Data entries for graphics
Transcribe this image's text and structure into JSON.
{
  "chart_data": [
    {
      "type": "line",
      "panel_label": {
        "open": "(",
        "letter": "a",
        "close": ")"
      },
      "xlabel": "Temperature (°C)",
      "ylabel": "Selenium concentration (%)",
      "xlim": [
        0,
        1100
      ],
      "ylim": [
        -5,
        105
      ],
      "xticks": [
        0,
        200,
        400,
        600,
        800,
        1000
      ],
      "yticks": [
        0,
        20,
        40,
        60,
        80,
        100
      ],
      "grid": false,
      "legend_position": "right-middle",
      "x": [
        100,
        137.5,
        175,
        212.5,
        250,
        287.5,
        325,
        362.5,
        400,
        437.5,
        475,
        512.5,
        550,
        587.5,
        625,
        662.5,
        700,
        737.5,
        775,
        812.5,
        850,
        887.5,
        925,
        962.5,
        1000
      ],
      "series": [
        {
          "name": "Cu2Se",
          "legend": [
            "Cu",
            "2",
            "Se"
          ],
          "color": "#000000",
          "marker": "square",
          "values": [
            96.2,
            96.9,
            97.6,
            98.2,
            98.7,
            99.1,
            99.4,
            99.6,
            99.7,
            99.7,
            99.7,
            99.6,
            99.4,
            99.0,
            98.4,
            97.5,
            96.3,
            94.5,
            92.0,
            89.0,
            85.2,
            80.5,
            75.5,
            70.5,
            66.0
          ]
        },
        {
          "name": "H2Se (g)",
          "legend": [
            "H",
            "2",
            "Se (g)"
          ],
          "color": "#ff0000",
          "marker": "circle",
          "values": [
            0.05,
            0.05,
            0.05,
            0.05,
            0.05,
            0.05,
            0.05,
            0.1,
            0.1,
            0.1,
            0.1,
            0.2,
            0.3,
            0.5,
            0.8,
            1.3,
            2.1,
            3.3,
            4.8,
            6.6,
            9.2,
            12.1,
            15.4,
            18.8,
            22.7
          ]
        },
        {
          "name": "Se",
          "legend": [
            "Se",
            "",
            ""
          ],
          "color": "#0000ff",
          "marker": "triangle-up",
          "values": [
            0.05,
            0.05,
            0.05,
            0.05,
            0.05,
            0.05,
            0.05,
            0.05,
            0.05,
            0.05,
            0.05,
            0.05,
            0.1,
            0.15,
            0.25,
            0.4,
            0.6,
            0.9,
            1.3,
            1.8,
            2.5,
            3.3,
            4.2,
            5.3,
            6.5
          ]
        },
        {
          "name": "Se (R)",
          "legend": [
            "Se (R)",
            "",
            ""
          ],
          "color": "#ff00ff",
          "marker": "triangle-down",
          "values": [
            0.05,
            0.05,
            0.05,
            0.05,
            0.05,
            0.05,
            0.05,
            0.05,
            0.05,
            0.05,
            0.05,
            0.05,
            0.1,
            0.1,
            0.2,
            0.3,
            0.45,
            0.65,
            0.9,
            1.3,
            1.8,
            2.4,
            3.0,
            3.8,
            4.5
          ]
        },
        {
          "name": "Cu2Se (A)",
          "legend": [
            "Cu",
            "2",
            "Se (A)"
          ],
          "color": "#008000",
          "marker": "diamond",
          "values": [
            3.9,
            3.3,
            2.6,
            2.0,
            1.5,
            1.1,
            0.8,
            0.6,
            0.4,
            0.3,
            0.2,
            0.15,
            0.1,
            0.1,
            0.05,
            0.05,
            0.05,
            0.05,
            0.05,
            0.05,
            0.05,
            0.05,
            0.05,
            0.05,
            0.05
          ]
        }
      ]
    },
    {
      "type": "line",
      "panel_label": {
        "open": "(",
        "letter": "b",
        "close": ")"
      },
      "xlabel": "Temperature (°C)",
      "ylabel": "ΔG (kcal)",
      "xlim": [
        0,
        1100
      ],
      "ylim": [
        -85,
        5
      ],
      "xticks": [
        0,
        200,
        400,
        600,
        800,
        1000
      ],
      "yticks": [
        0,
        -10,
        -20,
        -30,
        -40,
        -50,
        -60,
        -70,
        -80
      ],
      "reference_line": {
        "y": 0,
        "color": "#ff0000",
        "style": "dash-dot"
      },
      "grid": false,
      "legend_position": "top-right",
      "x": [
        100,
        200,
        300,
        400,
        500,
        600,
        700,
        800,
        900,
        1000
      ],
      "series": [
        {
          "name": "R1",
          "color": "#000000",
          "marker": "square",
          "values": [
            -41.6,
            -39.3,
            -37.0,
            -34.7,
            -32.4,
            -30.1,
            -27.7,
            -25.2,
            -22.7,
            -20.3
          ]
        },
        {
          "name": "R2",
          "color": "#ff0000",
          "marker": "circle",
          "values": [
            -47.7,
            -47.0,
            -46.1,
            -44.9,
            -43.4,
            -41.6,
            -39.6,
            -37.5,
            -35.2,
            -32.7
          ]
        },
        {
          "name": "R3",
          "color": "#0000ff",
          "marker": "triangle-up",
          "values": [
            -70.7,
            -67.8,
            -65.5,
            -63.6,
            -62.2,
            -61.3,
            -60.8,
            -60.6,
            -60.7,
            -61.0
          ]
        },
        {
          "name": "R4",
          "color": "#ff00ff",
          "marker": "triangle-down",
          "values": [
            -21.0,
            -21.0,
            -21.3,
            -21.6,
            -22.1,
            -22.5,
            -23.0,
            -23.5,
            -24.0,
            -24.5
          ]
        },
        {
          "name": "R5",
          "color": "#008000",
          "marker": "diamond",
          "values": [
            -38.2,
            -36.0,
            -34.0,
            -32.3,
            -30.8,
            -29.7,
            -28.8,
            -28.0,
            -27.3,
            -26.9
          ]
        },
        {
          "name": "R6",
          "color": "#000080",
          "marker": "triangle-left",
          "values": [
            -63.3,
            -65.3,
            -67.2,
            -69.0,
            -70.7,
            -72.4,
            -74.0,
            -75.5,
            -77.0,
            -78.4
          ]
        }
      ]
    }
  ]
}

Task instructions
Go over the records above line by line and count those holding the word "name". Reply only with the number.

Exercise response
11